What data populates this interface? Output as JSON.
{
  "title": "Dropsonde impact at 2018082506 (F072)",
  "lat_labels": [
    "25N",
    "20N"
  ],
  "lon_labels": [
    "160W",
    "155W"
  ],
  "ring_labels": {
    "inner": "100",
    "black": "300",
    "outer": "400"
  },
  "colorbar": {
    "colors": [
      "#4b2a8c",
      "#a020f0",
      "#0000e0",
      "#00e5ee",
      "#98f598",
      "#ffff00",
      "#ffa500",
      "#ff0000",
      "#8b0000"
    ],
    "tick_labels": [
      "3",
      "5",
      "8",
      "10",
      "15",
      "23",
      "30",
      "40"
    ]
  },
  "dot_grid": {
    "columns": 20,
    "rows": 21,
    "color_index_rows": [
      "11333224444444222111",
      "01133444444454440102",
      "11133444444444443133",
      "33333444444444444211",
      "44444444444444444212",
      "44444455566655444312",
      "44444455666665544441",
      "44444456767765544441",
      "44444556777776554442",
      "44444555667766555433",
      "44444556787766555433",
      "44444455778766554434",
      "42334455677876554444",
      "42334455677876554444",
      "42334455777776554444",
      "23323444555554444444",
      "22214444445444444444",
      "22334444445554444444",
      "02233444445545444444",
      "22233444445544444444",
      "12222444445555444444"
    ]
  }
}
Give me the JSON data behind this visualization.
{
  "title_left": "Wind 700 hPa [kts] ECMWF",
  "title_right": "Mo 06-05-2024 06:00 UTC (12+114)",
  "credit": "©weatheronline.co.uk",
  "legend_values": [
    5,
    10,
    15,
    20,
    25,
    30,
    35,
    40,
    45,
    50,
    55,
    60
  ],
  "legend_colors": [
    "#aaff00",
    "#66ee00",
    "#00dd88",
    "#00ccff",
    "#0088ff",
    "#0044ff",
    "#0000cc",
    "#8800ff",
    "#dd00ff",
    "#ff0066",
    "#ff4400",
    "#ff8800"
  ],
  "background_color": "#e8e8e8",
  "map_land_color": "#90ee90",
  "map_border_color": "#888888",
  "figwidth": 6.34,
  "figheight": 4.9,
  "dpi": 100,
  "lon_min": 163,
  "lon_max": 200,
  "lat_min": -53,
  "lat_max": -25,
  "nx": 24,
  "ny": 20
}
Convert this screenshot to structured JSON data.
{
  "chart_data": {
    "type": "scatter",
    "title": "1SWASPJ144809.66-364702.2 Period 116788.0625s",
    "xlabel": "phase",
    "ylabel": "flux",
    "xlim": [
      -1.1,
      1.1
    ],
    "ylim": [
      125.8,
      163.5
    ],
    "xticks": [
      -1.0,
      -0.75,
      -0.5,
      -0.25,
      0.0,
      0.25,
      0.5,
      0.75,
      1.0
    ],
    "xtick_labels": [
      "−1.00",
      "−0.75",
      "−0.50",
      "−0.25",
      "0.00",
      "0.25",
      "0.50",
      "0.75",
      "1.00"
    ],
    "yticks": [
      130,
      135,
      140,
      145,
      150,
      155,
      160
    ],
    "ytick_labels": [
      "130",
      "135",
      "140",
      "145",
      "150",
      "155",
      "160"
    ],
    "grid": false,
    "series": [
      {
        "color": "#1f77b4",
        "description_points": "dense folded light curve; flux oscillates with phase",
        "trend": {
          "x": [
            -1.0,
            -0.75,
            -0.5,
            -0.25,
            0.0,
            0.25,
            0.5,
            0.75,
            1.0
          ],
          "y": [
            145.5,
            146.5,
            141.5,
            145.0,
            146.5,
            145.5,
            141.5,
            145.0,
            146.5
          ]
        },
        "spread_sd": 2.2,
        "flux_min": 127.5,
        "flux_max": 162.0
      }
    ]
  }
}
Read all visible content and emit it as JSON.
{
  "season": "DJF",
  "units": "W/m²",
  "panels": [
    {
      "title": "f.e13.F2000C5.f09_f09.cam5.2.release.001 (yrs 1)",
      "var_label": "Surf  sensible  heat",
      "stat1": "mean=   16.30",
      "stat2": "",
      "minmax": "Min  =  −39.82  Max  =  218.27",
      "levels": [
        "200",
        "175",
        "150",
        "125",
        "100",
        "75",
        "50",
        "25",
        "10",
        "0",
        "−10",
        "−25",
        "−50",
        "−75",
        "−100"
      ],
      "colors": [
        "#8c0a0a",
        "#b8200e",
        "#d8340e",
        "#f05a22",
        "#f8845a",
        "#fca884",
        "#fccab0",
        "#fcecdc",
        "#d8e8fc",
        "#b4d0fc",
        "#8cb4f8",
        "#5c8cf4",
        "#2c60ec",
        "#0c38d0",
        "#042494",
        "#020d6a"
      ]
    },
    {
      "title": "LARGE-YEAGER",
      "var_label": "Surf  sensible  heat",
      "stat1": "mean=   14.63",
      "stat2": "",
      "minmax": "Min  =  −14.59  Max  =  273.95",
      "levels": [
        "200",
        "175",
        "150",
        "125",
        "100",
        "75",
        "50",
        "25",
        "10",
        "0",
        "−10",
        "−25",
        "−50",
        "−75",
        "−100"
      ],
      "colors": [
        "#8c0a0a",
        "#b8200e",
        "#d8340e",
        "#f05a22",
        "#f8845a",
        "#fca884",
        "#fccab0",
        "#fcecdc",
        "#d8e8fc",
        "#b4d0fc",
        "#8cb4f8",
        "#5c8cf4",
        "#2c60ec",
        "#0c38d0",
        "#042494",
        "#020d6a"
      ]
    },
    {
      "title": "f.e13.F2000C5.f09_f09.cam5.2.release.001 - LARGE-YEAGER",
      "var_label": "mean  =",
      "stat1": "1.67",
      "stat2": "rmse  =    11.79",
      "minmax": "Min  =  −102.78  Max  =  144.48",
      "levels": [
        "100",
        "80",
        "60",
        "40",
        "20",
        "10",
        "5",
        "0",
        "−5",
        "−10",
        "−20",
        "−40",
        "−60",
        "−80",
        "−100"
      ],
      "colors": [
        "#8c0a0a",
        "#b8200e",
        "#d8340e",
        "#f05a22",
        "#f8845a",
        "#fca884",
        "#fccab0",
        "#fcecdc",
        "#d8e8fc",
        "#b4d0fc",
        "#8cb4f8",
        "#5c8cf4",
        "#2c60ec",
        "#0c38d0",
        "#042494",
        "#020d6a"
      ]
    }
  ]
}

**WHAT YOU ARE ASKED TO DO**
Give only the number of lines in the material above where the string "YEAGER" appears.

**REPLY**
2